Aim of the exercise: Copy whichever lines contain the string "this".

[Records start]

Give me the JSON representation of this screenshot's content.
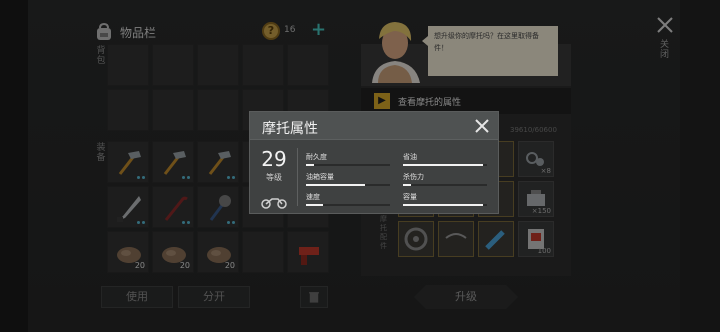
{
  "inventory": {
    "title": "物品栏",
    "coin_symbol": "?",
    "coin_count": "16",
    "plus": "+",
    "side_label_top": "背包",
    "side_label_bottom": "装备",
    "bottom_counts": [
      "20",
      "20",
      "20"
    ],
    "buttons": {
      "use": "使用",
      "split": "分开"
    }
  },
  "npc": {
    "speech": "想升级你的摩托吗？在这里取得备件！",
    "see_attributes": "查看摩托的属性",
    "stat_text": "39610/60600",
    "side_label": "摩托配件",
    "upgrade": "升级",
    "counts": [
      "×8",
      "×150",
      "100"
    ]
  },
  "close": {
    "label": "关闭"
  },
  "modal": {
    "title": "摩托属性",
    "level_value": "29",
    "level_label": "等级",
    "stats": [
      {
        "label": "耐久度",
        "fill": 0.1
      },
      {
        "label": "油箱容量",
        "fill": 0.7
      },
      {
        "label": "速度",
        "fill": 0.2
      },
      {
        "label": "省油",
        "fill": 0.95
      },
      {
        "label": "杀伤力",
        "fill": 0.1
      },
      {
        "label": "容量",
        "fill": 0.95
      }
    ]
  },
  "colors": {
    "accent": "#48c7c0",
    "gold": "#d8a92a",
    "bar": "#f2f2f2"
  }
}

[Records end]
[Records start]

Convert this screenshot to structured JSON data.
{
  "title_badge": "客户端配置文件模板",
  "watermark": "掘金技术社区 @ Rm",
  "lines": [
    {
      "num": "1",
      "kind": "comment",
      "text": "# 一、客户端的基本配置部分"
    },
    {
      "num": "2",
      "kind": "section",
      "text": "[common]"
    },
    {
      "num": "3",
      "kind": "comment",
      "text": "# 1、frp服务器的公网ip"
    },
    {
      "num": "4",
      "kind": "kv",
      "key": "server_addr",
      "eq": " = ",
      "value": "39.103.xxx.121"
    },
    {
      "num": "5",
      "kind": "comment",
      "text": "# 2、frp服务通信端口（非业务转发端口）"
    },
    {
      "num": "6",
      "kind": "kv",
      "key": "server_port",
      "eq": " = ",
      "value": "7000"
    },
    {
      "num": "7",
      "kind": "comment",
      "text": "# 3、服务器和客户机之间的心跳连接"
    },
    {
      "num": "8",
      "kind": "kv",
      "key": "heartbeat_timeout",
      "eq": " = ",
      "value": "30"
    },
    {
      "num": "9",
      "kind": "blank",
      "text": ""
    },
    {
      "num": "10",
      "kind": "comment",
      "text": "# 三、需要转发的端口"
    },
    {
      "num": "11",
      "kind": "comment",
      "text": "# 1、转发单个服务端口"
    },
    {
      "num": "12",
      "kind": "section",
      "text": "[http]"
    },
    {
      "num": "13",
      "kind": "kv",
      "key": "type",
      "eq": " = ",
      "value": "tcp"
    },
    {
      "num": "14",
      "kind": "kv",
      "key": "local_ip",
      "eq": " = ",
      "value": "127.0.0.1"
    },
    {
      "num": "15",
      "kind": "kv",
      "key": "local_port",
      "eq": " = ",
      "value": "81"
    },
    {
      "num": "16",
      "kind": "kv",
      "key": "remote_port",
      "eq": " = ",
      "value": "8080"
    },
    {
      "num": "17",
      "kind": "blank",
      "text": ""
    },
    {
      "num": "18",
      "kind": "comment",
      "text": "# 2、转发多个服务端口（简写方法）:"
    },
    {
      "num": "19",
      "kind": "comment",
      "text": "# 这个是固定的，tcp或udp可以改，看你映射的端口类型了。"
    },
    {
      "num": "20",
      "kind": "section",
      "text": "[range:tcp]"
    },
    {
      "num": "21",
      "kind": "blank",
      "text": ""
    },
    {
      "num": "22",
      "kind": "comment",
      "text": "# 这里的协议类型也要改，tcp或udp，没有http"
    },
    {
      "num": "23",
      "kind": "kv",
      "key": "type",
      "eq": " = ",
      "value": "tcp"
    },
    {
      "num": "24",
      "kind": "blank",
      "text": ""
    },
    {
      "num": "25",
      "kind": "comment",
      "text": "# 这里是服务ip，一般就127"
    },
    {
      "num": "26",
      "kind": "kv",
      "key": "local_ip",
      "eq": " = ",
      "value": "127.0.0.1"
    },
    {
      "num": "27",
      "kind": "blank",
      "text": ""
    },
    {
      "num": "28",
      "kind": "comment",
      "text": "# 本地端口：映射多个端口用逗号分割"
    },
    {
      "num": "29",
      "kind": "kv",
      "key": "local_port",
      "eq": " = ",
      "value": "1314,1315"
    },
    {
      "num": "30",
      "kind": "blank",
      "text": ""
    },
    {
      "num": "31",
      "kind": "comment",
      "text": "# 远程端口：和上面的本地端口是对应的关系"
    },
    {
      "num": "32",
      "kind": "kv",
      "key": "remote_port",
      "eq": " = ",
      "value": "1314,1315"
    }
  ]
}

[Records end]

Final answer:
Give me the JSON representation of this screenshot's content.
Convert this screenshot to structured JSON data.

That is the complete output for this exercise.